#### Exercise directions:
Select all lines holding the word "本题解释" from the entries that follow.

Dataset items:

──────────

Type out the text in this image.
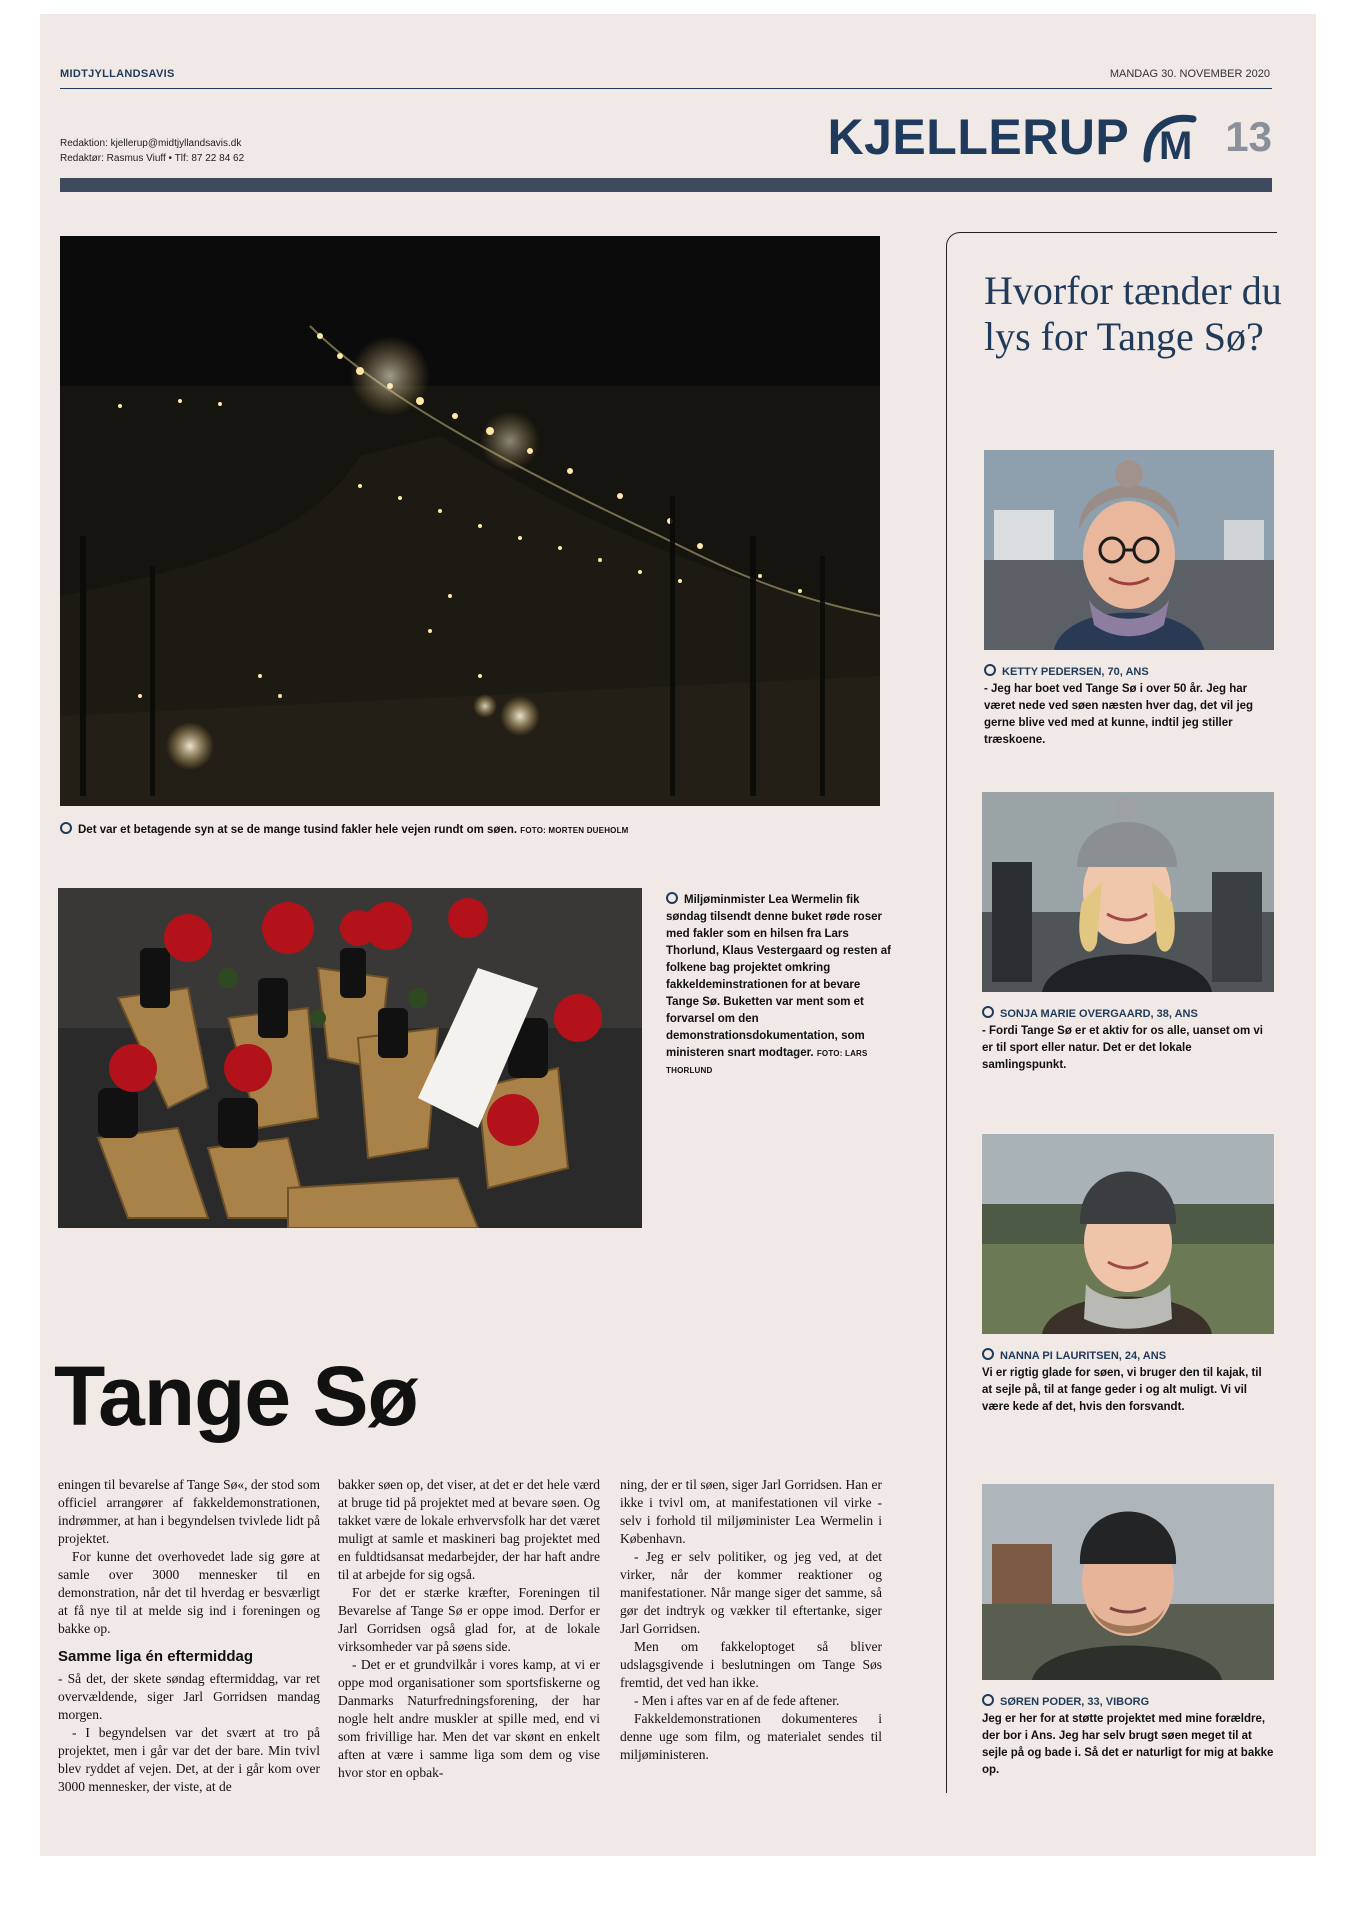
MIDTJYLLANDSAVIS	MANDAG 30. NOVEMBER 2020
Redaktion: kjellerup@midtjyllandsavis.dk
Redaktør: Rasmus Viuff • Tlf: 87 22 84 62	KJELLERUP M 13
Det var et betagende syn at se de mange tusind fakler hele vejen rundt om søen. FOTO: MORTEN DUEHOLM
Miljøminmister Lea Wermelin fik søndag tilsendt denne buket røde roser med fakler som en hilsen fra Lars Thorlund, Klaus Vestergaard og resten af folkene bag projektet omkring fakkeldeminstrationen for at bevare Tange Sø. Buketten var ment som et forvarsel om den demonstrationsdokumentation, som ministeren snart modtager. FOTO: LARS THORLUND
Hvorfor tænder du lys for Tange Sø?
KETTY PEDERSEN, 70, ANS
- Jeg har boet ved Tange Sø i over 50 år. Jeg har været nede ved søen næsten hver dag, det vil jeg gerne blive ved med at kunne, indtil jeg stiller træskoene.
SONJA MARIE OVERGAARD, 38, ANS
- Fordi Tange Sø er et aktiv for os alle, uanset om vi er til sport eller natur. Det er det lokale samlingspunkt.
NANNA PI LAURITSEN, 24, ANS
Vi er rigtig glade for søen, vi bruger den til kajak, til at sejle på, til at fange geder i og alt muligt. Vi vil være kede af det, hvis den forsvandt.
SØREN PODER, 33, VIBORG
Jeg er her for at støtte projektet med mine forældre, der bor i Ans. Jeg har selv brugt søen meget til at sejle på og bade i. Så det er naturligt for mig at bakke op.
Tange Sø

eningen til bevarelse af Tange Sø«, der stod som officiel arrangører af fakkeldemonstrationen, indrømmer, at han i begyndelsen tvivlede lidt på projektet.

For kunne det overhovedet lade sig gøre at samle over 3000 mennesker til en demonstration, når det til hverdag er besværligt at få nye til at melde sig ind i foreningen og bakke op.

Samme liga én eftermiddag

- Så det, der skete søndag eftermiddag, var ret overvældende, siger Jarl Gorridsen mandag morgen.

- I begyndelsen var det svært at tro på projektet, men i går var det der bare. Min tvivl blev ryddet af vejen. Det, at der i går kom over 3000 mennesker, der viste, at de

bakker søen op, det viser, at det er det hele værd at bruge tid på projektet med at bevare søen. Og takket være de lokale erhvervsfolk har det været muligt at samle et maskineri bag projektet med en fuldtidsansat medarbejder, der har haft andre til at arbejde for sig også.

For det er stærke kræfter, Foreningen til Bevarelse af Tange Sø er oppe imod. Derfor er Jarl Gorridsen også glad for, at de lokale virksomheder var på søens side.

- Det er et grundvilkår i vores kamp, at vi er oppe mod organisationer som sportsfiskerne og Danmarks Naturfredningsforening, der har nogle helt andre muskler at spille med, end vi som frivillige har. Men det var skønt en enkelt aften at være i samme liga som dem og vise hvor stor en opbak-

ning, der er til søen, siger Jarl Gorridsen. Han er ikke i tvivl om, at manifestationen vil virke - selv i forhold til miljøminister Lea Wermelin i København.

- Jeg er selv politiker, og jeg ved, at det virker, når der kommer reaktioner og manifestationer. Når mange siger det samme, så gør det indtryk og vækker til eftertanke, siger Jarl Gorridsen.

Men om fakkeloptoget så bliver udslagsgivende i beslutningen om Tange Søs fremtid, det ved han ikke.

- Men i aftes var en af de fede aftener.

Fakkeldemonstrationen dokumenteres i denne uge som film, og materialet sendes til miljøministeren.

──────────

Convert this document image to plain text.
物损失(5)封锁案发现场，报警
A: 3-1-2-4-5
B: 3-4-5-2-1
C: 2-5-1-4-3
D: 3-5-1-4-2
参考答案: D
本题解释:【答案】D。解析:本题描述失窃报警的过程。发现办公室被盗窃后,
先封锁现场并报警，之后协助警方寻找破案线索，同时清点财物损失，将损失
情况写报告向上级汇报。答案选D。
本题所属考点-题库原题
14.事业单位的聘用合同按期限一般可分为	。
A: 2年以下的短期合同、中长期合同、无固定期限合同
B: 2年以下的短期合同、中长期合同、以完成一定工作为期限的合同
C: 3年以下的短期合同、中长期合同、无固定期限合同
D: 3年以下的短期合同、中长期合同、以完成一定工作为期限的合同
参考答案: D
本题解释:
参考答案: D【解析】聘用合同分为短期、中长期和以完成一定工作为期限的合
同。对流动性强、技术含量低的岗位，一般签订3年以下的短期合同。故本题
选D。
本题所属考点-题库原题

──────────

#### Exercise answer:
本题解释:【答案】D。解析:本题描述失窃报警的过程。发现办公室被盗窃后,
本题解释:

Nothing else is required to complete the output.